- [Data for this task]
........
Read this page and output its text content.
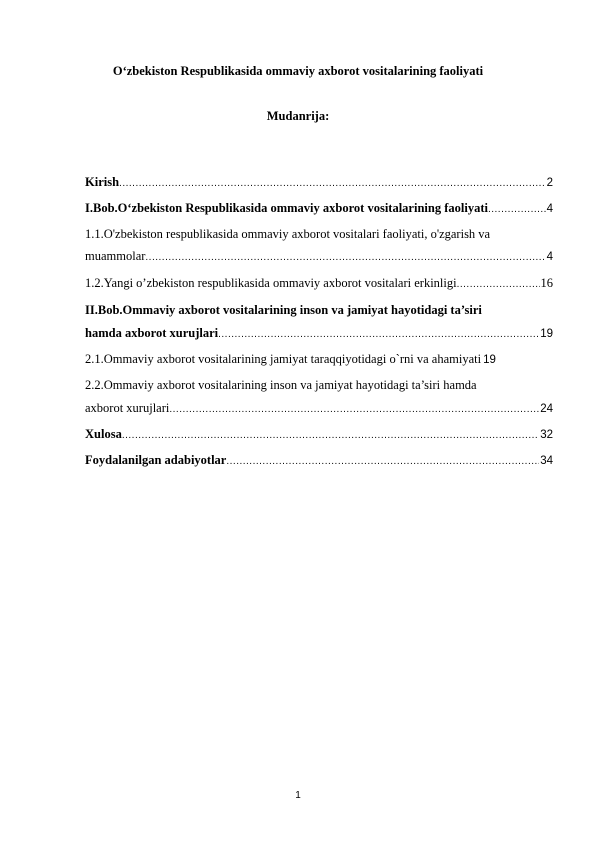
O‘zbekiston Respublikasida ommaviy axborot vositalarining faoliyati
Mudanrija:
Kirish .....	2
I.Bob.O‘zbekiston Respublikasida ommaviy axborot vositalarining faoliyati .....	4
1.1.O'zbekiston respublikasida ommaviy axborot vositalari faoliyati, o'zgarish va
muammolar .....	4
1.2.Yangi o’zbekiston respublikasida ommaviy axborot vositalari erkinligi .....	16
II.Bob.Ommaviy axborot vositalarining inson va jamiyat hayotidagi ta’siri
hamda axborot xurujlari .....	19
2.1.Ommaviy axborot vositalarining jamiyat taraqqiyotidagi o`rni va ahamiyati 19
2.2.Ommaviy axborot vositalarining inson va jamiyat hayotidagi ta’siri hamda
axborot xurujlari .....	24
Xulosa .....	32
Foydalanilgan adabiyotlar .....	34
1
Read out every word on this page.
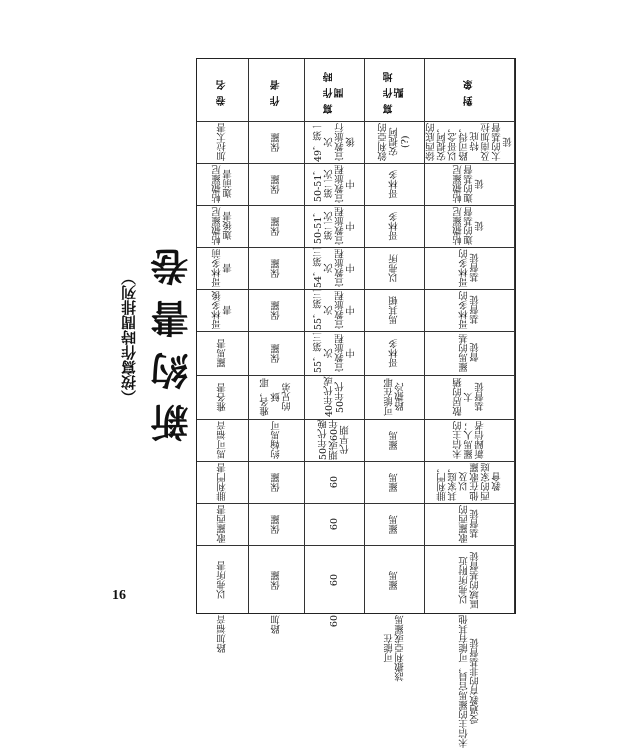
新約書卷
（按寫作時間排列）
16
卷名
加拉太書
帖撒羅尼迦前書
帖撒羅尼迦後書
哥林多前書
哥林多後書
羅馬書
雅各書
馬可福音
腓利門書
歌羅西書
以弗所書
路加福音
作者
保羅
保羅
保羅
保羅
保羅
保羅
雅各，耶穌
的兄弟
約翰馬可
保羅
保羅
保羅
路加
寫作時間
49，第一次
宣教旅行後
50-51，第二次
宣教旅程中
50-51，第二次
宣教旅程中
54，第三次
宣教旅程中
55，第三次
宣教旅程中
55，第三次
宣教旅程中
40年代或50年代
50年代晚期或60年代早期
60
60
60
60
寫作地點
敘利亞的安提阿
(?)
哥林多
哥林多
以弗所
馬其頓
哥林多
可能在耶路撒冷
羅馬
羅馬
羅馬
羅馬
可能在
該撒利亞或羅馬
對象
徐西底的安提阿，以哥念，路司得，特庇
及南加拉太的基督徒
帖撒羅尼迦的基督徒
帖撒羅尼迦的基督徒
哥林多的基督徒
哥林多的基督徒
羅馬的基督徒
散居的猶太
基督徒
未信主的羅馬人；
新歸信者
腓利門，其家庭，以及
他在歌羅西的家庭教會
歌羅西的基督徒
以弗所附近
區域的基督徒
未信主的羅馬官員，可能有其他
受過教育的非基督徒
........
- [Task]
Your answer should be a single number: how many lines of the material contain the word "hamda".

- [Expected answer]
2